▶ _What you need to do_
Scan the listing below. Report each line that includes "История".

▶ _Supplied material_
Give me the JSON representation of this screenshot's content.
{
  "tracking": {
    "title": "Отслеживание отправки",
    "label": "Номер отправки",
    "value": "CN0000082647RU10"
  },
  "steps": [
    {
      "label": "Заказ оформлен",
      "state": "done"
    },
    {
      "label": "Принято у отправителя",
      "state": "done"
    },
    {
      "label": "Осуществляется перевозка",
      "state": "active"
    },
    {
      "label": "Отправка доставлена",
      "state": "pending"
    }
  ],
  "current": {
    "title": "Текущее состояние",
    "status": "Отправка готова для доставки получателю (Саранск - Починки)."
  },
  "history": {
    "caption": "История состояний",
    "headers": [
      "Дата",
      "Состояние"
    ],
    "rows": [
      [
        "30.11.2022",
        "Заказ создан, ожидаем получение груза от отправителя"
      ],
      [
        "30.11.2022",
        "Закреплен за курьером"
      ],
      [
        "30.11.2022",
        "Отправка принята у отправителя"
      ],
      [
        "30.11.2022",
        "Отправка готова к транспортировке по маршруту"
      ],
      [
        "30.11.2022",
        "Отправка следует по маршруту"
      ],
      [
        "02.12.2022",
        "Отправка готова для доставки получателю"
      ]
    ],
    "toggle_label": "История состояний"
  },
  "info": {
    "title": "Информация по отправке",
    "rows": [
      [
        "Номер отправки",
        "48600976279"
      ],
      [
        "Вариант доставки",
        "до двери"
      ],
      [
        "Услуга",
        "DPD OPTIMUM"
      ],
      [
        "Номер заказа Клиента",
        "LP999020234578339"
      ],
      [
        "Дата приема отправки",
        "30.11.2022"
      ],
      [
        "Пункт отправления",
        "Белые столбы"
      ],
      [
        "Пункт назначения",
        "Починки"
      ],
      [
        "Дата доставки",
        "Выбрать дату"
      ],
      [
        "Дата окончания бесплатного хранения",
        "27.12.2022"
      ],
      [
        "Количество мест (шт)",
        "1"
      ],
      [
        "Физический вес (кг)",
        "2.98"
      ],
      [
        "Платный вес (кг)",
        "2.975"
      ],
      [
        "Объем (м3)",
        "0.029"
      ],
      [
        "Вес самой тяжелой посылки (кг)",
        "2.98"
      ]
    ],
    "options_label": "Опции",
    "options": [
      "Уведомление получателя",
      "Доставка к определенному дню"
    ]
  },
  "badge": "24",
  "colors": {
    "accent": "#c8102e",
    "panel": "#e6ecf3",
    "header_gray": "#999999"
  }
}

---

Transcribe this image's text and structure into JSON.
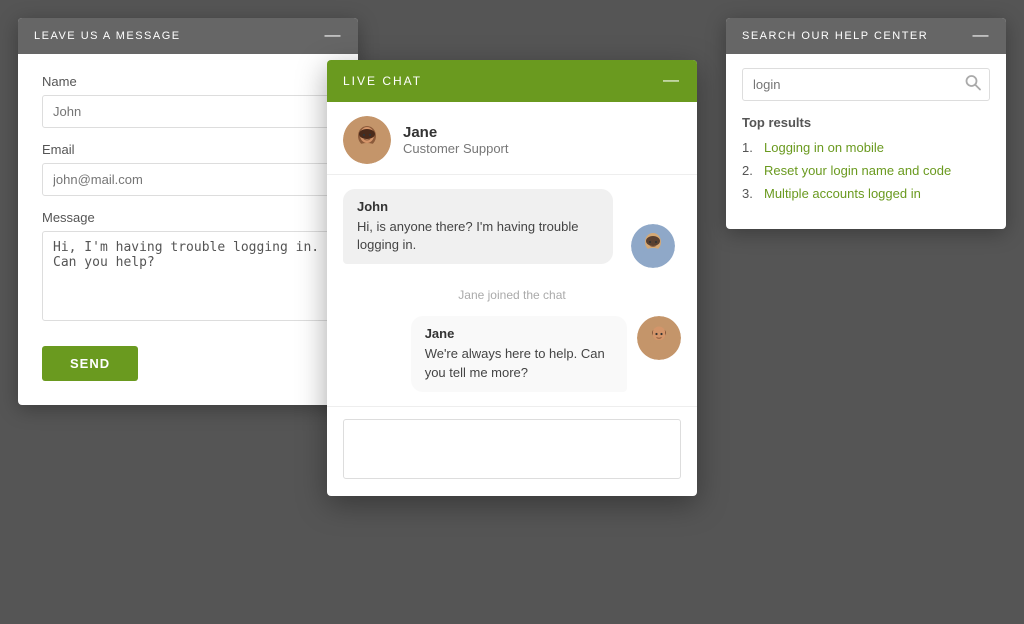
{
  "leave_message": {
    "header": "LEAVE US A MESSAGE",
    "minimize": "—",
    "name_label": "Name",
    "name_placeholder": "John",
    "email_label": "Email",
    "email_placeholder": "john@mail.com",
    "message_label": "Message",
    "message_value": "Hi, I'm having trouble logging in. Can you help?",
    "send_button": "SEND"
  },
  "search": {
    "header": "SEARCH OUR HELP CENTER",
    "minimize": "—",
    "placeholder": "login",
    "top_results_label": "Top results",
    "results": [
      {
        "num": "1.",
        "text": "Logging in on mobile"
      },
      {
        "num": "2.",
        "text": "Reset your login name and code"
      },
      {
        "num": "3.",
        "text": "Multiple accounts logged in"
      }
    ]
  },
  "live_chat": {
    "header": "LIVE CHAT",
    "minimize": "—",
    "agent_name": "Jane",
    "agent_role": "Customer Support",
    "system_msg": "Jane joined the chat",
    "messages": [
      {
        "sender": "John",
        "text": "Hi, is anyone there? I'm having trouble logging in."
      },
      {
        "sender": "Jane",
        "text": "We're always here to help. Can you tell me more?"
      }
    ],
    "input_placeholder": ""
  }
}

▶ _Output for this exercise_
    "caption": "История состояний",
    "toggle_label": "История состояний"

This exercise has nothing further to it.